>> start

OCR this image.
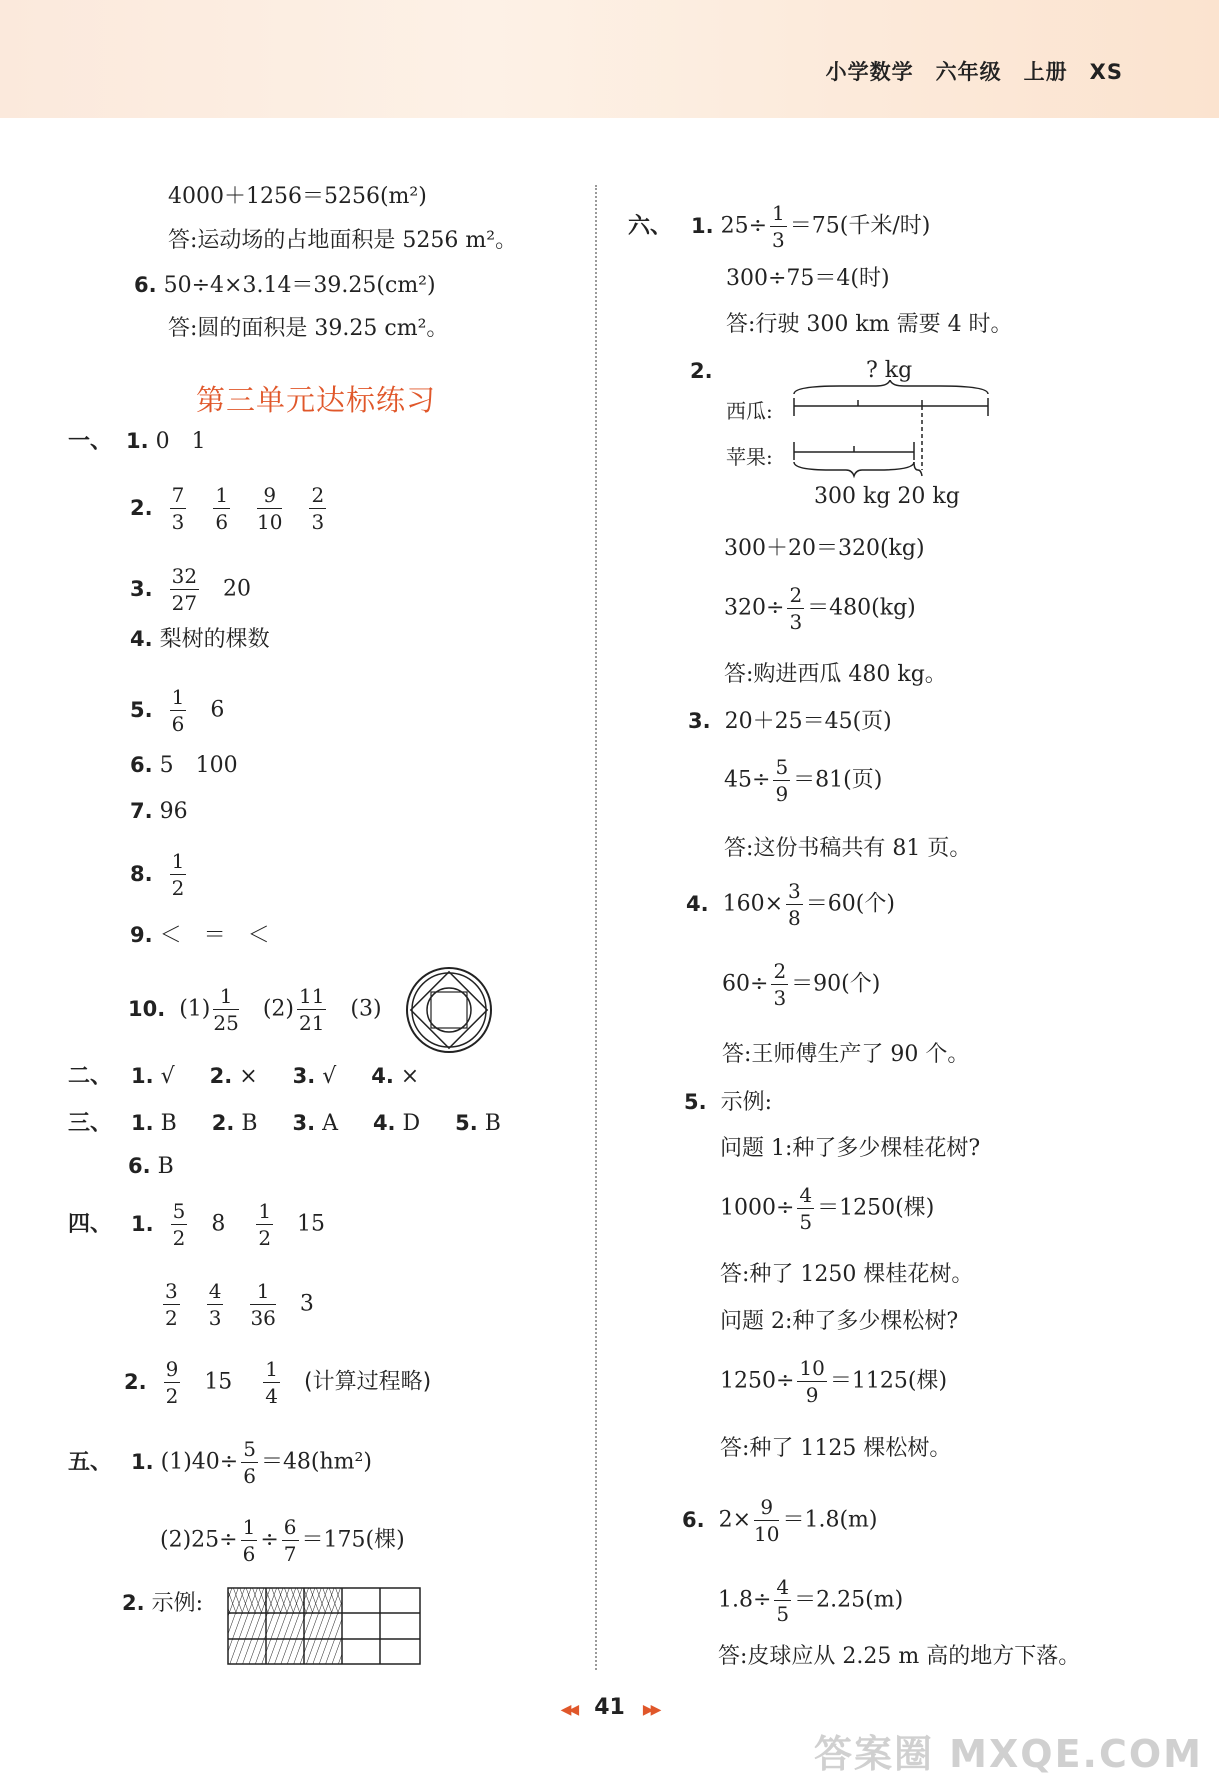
小学数学 六年级 上册 XS
4000＋1256＝5256(m²)
答:运动场的占地面积是 5256 m²。
6. 50÷4×3.14＝39.25(cm²)
答:圆的面积是 39.25 cm²。
第三单元达标练习
一、 1. 0　1
2. $\frac{7}{3}$
$\frac{1}{6}$
$\frac{9}{10}$
$\frac{2}{3}$
3. $\frac{32}{27} 20$
4. 梨树的棵数
5. $\frac{1}{6} 6$
6. 5　100
7. 96
8. $\frac{1}{2}$
9. ＜　＝　＜
10. $(1) \frac{1}{25} (2) \frac{11}{21} (3)$
二、 1. √ 2. × 3. √ 4. ×
三、 1. B 2. B 3. A 4. D 5. B
6. B
四、 1. $\frac{5}{2} 8 \frac{1}{2} 15$
$\frac{3}{2}$
$\frac{4}{3}$
$\frac{1}{36} 3$
2. $\frac{9}{2} 15 \frac{1}{4}$ (计算过程略)
五、 1. $(1)40\div \frac{5}{6} =48(hm^2)$
$(2)25\div \frac{1}{6} \div \frac{6}{7} =175$(棵)
2. 示例:
六、 1. $25\div \frac{1}{3} =75$(千米/时)
300÷75＝4(时)
答:行驶 300 km 需要 4 时。
2.	? kg
西瓜:
苹果:
300 kg 20 kg
300＋20＝320(kg)
$320\div \frac{2}{3} =480(kg)$
答:购进西瓜 480 kg。
3. 20＋25＝45(页)
$45\div \frac{5}{9} =81$(页)
答:这份书稿共有 81 页。
4. $160\times \frac{3}{8} =60$(个)
$60\div \frac{2}{3} =90$(个)
答:王师傅生产了 90 个。
5. 示例:
问题 1:种了多少棵桂花树?
$1000\div \frac{4}{5} =1250$(棵)
答:种了 1250 棵桂花树。
问题 2:种了多少棵松树?
$1250\div \frac{10}{9} =1125$(棵)
答:种了 1125 棵松树。
6. $2\times \frac{9}{10} =1.8(m)$
$1.8\div \frac{4}{5} =2.25(m)$
答:皮球应从 2.25 m 高的地方下落。
◀◀ 41 ▶▶
答案圈 MXQE.COM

>> end

* GIVEN EXERCISE
Search the listing for the word "times" and return each line that holds it.

* OUTPUT FOR THIS EXERCISE
4. $160\times \frac{3}{8} =60$(个)
6. $2\times \frac{9}{10} =1.8(m)$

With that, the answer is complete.